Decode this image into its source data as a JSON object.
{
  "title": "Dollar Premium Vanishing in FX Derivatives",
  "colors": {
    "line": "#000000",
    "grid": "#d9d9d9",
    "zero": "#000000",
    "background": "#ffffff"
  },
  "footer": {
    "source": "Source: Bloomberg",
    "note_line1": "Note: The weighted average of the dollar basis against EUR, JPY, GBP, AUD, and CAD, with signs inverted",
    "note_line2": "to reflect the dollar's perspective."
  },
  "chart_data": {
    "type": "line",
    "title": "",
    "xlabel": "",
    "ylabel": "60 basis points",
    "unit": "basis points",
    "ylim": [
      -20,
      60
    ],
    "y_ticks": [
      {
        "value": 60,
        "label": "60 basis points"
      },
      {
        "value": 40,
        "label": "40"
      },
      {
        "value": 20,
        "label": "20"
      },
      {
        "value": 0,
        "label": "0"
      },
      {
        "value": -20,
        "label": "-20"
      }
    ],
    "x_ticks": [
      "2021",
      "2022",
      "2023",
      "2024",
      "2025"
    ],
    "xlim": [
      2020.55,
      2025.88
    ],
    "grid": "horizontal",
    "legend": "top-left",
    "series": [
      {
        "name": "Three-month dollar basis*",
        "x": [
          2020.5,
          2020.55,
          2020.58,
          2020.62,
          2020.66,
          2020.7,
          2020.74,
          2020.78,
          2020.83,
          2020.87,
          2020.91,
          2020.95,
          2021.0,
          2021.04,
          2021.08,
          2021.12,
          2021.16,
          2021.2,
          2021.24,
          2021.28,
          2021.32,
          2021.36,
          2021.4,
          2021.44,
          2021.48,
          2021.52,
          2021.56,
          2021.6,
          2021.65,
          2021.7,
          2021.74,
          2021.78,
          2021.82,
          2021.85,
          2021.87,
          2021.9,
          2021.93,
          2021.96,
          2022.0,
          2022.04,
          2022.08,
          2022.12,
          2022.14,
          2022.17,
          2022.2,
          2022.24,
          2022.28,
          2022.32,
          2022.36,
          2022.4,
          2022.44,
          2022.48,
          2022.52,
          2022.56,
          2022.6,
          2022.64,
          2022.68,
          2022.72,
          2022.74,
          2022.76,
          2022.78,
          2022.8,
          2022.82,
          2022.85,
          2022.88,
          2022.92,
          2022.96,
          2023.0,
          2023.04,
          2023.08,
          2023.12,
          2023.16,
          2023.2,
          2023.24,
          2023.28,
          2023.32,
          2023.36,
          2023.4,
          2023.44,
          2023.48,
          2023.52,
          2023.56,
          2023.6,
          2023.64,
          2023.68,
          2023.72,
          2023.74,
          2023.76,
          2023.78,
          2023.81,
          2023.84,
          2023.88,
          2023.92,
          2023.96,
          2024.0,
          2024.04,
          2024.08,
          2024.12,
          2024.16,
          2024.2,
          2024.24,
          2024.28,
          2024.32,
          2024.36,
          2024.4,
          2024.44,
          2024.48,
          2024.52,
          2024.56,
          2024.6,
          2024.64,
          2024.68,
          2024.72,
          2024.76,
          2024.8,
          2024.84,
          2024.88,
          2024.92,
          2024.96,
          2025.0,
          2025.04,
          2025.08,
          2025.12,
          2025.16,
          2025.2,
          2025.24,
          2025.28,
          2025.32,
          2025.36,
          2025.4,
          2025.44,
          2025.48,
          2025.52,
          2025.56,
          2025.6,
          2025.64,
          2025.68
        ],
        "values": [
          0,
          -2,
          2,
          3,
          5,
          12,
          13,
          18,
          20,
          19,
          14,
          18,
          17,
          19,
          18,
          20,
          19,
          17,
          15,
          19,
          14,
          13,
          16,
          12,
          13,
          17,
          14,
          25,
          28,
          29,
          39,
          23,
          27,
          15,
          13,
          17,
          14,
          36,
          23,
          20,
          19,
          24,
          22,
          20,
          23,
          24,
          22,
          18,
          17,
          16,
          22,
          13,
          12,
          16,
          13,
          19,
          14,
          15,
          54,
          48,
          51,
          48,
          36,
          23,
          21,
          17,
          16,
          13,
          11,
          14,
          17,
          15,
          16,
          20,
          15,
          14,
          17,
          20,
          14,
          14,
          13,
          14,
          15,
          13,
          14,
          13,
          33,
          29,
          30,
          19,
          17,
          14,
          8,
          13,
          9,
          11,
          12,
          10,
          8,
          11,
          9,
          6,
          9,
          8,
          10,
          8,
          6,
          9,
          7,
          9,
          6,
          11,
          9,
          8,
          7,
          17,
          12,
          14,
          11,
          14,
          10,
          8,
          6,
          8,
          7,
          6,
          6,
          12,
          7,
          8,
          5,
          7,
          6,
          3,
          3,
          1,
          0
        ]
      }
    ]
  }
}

= = =

## SHORT EXERCISE
Repeat the entries above exactly, leaving nothing out.

## OUTPUT FOR THIS TASK
Decode this image into its source data as a JSON object.
{
  "title": "Dollar Premium Vanishing in FX Derivatives",
  "colors": {
    "line": "#000000",
    "grid": "#d9d9d9",
    "zero": "#000000",
    "background": "#ffffff"
  },
  "footer": {
    "source": "Source: Bloomberg",
    "note_line1": "Note: The weighted average of the dollar basis against EUR, JPY, GBP, AUD, and CAD, with signs inverted",
    "note_line2": "to reflect the dollar's perspective."
  },
  "chart_data": {
    "type": "line",
    "title": "",
    "xlabel": "",
    "ylabel": "60 basis points",
    "unit": "basis points",
    "ylim": [
      -20,
      60
    ],
    "y_ticks": [
      {
        "value": 60,
        "label": "60 basis points"
      },
      {
        "value": 40,
        "label": "40"
      },
      {
        "value": 20,
        "label": "20"
      },
      {
        "value": 0,
        "label": "0"
      },
      {
        "value": -20,
        "label": "-20"
      }
    ],
    "x_ticks": [
      "2021",
      "2022",
      "2023",
      "2024",
      "2025"
    ],
    "xlim": [
      2020.55,
      2025.88
    ],
    "grid": "horizontal",
    "legend": "top-left",
    "series": [
      {
        "name": "Three-month dollar basis*",
        "x": [
          2020.5,
          2020.55,
          2020.58,
          2020.62,
          2020.66,
          2020.7,
          2020.74,
          2020.78,
          2020.83,
          2020.87,
          2020.91,
          2020.95,
          2021.0,
          2021.04,
          2021.08,
          2021.12,
          2021.16,
          2021.2,
          2021.24,
          2021.28,
          2021.32,
          2021.36,
          2021.4,
          2021.44,
          2021.48,
          2021.52,
          2021.56,
          2021.6,
          2021.65,
          2021.7,
          2021.74,
          2021.78,
          2021.82,
          2021.85,
          2021.87,
          2021.9,
          2021.93,
          2021.96,
          2022.0,
          2022.04,
          2022.08,
          2022.12,
          2022.14,
          2022.17,
          2022.2,
          2022.24,
          2022.28,
          2022.32,
          2022.36,
          2022.4,
          2022.44,
          2022.48,
          2022.52,
          2022.56,
          2022.6,
          2022.64,
          2022.68,
          2022.72,
          2022.74,
          2022.76,
          2022.78,
          2022.8,
          2022.82,
          2022.85,
          2022.88,
          2022.92,
          2022.96,
          2023.0,
          2023.04,
          2023.08,
          2023.12,
          2023.16,
          2023.2,
          2023.24,
          2023.28,
          2023.32,
          2023.36,
          2023.4,
          2023.44,
          2023.48,
          2023.52,
          2023.56,
          2023.6,
          2023.64,
          2023.68,
          2023.72,
          2023.74,
          2023.76,
          2023.78,
          2023.81,
          2023.84,
          2023.88,
          2023.92,
          2023.96,
          2024.0,
          2024.04,
          2024.08,
          2024.12,
          2024.16,
          2024.2,
          2024.24,
          2024.28,
          2024.32,
          2024.36,
          2024.4,
          2024.44,
          2024.48,
          2024.52,
          2024.56,
          2024.6,
          2024.64,
          2024.68,
          2024.72,
          2024.76,
          2024.8,
          2024.84,
          2024.88,
          2024.92,
          2024.96,
          2025.0,
          2025.04,
          2025.08,
          2025.12,
          2025.16,
          2025.2,
          2025.24,
          2025.28,
          2025.32,
          2025.36,
          2025.4,
          2025.44,
          2025.48,
          2025.52,
          2025.56,
          2025.6,
          2025.64,
          2025.68
        ],
        "values": [
          0,
          -2,
          2,
          3,
          5,
          12,
          13,
          18,
          20,
          19,
          14,
          18,
          17,
          19,
          18,
          20,
          19,
          17,
          15,
          19,
          14,
          13,
          16,
          12,
          13,
          17,
          14,
          25,
          28,
          29,
          39,
          23,
          27,
          15,
          13,
          17,
          14,
          36,
          23,
          20,
          19,
          24,
          22,
          20,
          23,
          24,
          22,
          18,
          17,
          16,
          22,
          13,
          12,
          16,
          13,
          19,
          14,
          15,
          54,
          48,
          51,
          48,
          36,
          23,
          21,
          17,
          16,
          13,
          11,
          14,
          17,
          15,
          16,
          20,
          15,
          14,
          17,
          20,
          14,
          14,
          13,
          14,
          15,
          13,
          14,
          13,
          33,
          29,
          30,
          19,
          17,
          14,
          8,
          13,
          9,
          11,
          12,
          10,
          8,
          11,
          9,
          6,
          9,
          8,
          10,
          8,
          6,
          9,
          7,
          9,
          6,
          11,
          9,
          8,
          7,
          17,
          12,
          14,
          11,
          14,
          10,
          8,
          6,
          8,
          7,
          6,
          6,
          12,
          7,
          8,
          5,
          7,
          6,
          3,
          3,
          1,
          0
        ]
      }
    ]
  }
}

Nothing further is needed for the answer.